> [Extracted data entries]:
● ● ● ● ●
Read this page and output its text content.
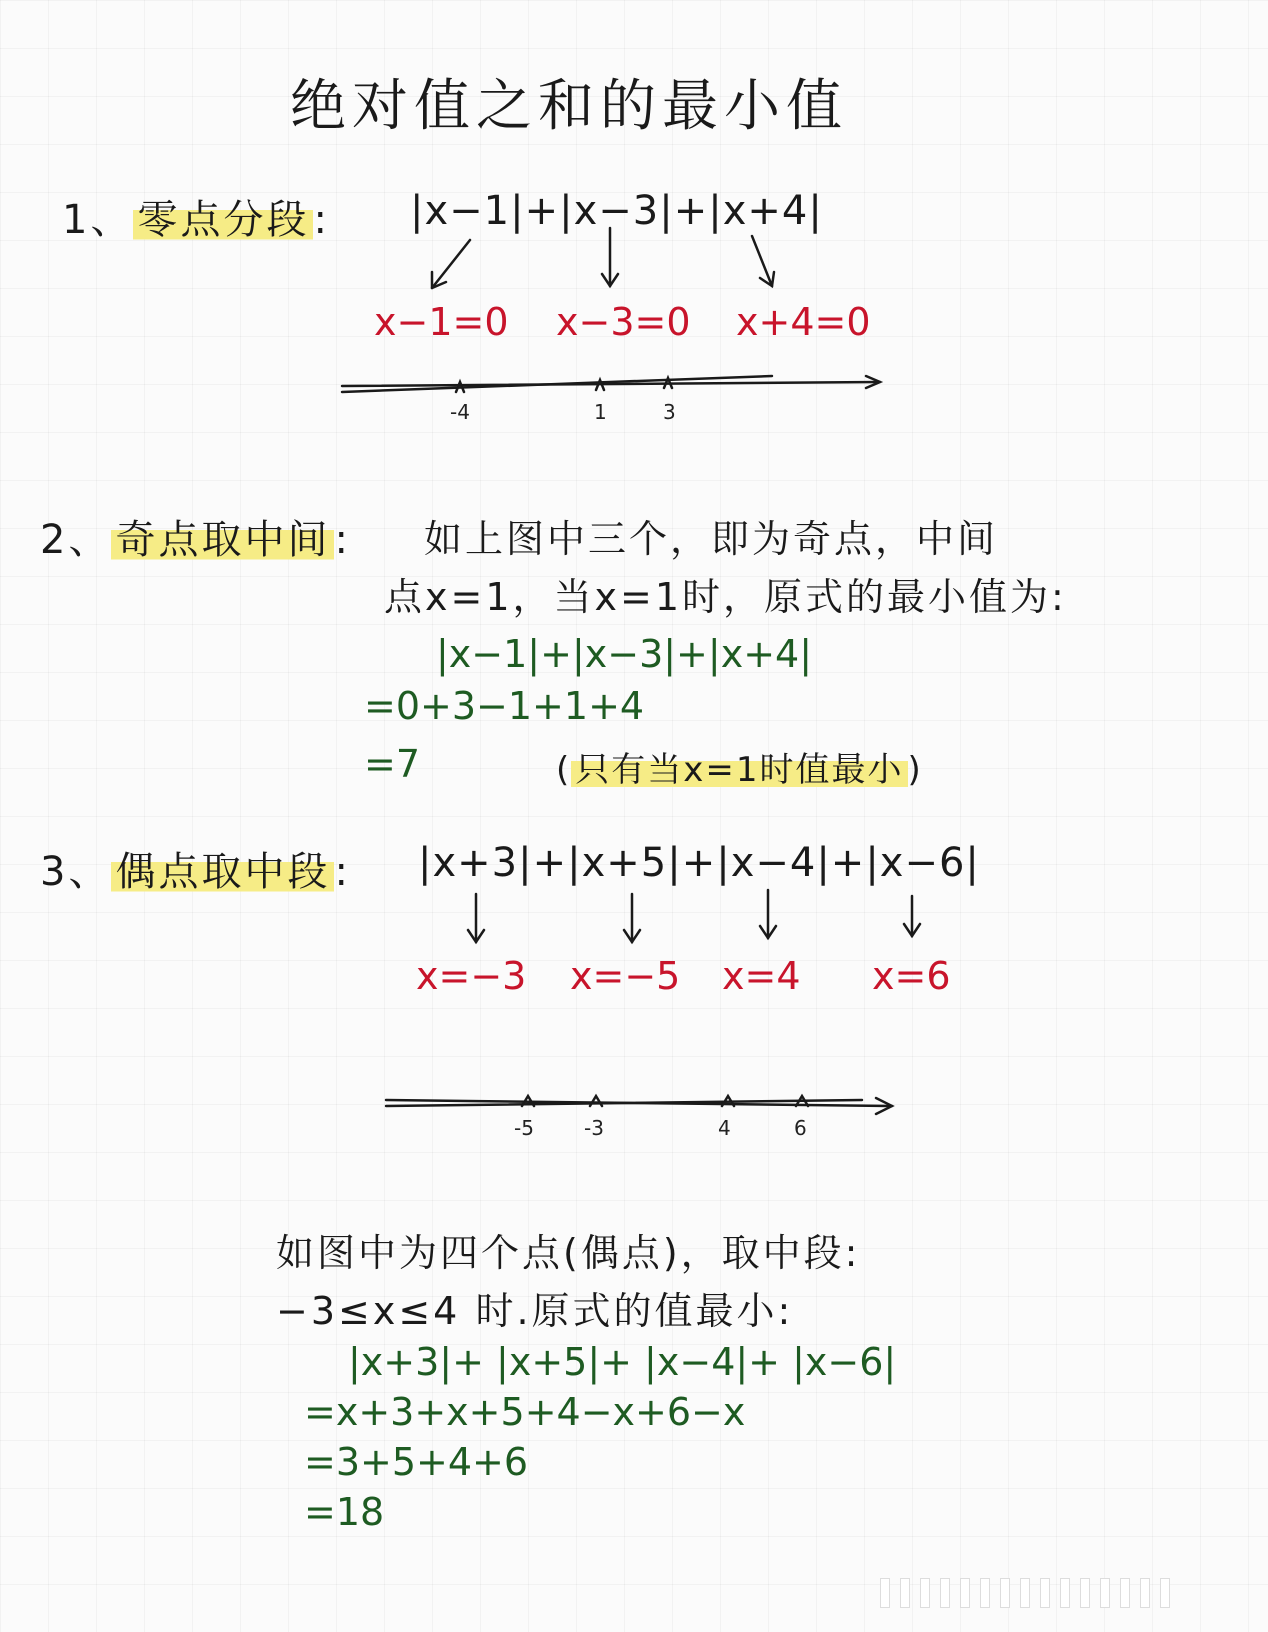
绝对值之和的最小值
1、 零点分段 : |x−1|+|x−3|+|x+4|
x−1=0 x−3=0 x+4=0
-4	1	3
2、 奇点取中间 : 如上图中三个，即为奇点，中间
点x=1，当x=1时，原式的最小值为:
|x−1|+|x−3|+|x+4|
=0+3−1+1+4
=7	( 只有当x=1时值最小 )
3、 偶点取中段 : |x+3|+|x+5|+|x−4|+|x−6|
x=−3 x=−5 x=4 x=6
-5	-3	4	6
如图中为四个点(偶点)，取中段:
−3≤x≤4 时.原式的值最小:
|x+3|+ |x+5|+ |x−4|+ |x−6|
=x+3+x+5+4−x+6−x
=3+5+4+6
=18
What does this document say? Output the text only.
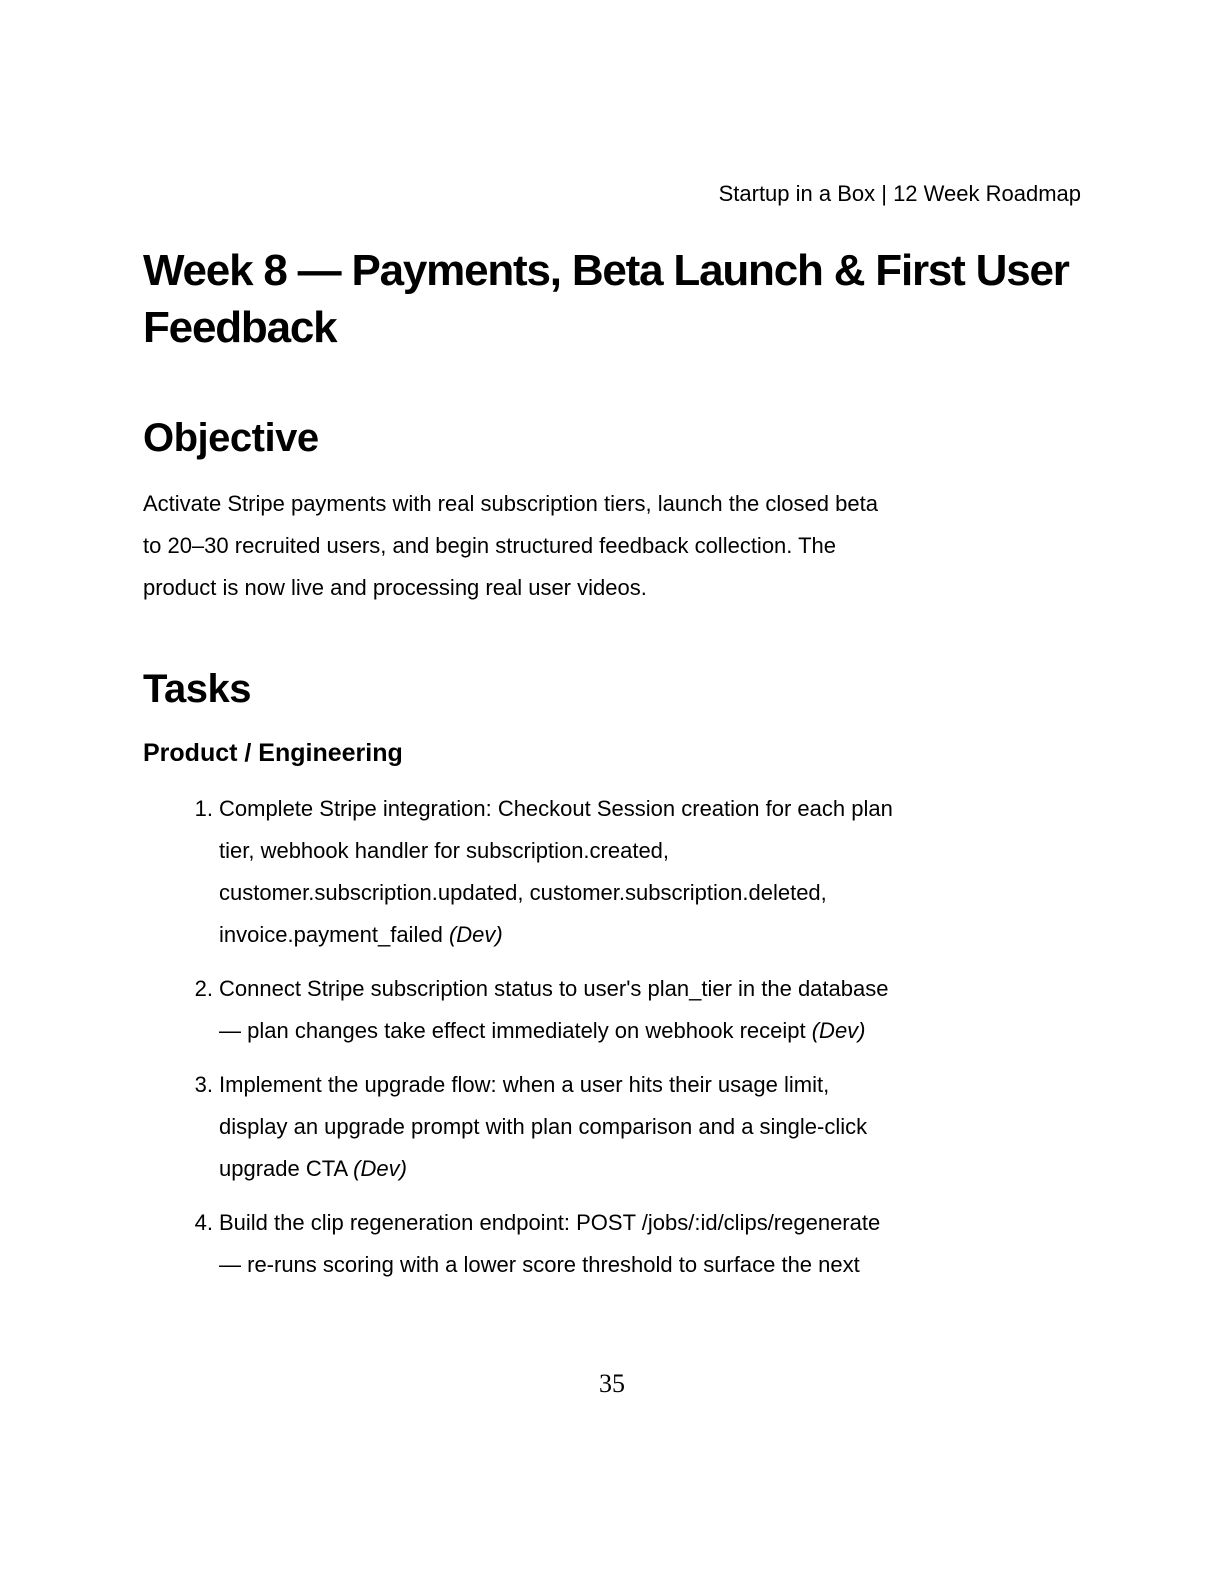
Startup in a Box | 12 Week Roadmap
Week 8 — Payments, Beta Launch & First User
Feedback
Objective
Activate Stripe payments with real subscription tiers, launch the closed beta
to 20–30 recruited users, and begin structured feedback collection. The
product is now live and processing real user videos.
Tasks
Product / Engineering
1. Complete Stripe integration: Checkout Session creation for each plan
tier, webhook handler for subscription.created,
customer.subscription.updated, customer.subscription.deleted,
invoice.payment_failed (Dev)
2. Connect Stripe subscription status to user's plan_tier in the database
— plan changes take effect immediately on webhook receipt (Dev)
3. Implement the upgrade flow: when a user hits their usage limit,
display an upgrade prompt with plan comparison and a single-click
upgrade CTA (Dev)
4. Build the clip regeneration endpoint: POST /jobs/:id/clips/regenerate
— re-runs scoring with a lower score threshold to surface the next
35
● ● ● ● ●
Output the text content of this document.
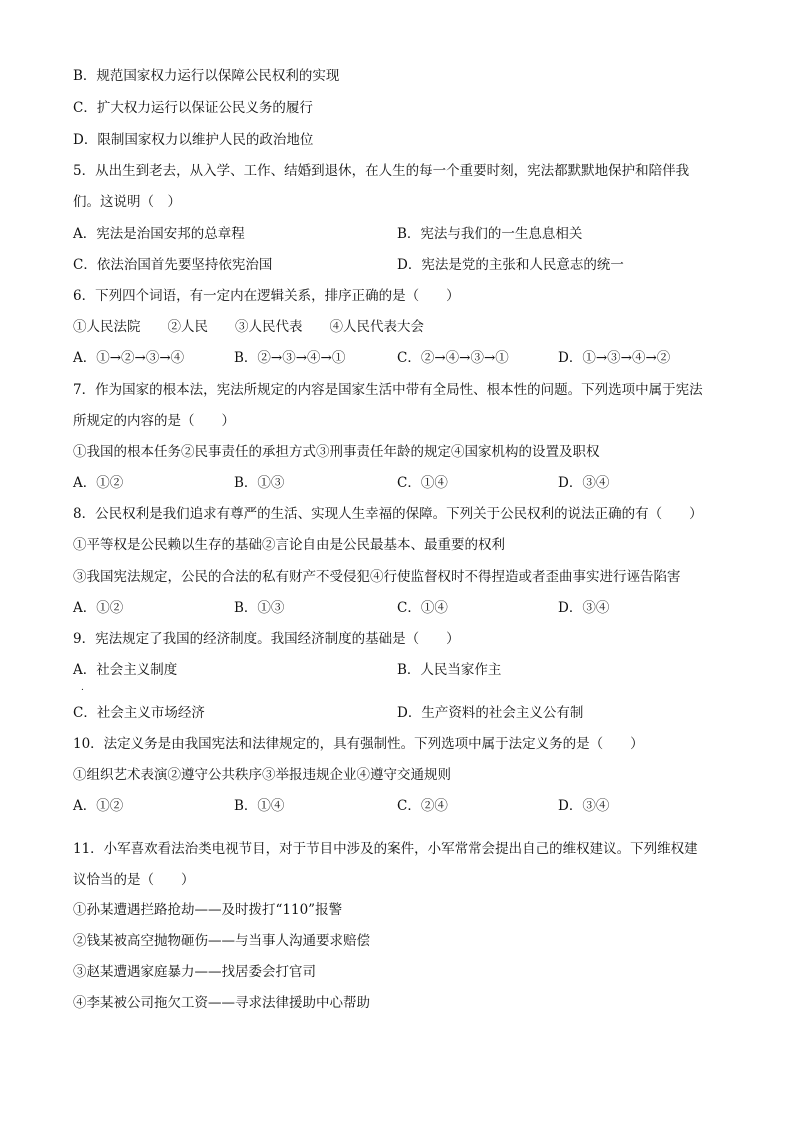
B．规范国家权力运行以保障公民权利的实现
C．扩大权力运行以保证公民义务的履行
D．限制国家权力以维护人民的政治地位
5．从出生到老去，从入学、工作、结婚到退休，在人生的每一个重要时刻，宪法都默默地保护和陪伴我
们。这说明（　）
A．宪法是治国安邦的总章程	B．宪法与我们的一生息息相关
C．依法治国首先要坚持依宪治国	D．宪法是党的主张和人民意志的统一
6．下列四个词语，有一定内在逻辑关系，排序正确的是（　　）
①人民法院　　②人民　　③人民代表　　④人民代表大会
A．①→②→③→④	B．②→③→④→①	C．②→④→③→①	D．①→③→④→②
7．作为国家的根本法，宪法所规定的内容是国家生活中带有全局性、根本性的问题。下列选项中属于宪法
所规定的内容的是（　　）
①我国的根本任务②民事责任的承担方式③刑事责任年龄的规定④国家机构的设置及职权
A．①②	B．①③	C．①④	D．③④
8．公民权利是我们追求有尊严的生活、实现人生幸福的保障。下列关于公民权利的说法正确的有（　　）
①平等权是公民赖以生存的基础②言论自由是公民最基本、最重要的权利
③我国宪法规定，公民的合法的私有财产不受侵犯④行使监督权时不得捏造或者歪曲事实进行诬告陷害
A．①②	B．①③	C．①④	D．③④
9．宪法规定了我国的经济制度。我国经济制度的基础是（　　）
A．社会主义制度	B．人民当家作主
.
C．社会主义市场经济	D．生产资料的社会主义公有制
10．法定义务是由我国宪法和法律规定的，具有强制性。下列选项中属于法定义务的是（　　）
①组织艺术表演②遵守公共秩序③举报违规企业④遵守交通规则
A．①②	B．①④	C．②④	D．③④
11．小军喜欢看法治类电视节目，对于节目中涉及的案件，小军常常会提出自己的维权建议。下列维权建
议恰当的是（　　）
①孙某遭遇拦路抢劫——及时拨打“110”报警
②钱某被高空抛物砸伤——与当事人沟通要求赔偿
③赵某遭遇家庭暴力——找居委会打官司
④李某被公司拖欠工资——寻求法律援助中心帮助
● ● ● ● ●
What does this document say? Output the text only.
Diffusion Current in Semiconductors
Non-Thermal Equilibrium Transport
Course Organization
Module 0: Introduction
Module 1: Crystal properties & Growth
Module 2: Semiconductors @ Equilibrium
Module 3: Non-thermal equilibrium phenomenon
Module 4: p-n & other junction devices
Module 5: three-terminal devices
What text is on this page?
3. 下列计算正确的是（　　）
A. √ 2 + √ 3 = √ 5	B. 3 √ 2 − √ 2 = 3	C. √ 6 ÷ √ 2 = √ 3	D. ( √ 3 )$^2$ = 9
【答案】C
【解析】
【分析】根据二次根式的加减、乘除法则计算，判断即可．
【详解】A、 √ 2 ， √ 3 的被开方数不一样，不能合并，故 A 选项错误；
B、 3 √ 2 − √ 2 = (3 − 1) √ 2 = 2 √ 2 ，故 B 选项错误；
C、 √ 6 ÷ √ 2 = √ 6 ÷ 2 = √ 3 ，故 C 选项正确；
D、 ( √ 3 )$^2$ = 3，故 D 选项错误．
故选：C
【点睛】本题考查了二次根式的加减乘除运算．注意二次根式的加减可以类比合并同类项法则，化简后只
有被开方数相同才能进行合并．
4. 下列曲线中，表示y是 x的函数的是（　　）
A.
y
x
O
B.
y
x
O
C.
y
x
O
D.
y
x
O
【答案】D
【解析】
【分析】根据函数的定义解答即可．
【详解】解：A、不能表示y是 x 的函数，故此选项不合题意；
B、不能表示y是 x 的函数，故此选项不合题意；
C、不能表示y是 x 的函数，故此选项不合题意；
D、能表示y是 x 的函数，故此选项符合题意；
● ● ● ● ●
> [Stated problem]: Pick out lines containing the word "with", each one as written.

> [Expected answer]:
Activate Stripe payments with real subscription tiers, launch the closed beta
display an upgrade prompt with plan comparison and a single-click
— re-runs scoring with a lower score threshold to surface the next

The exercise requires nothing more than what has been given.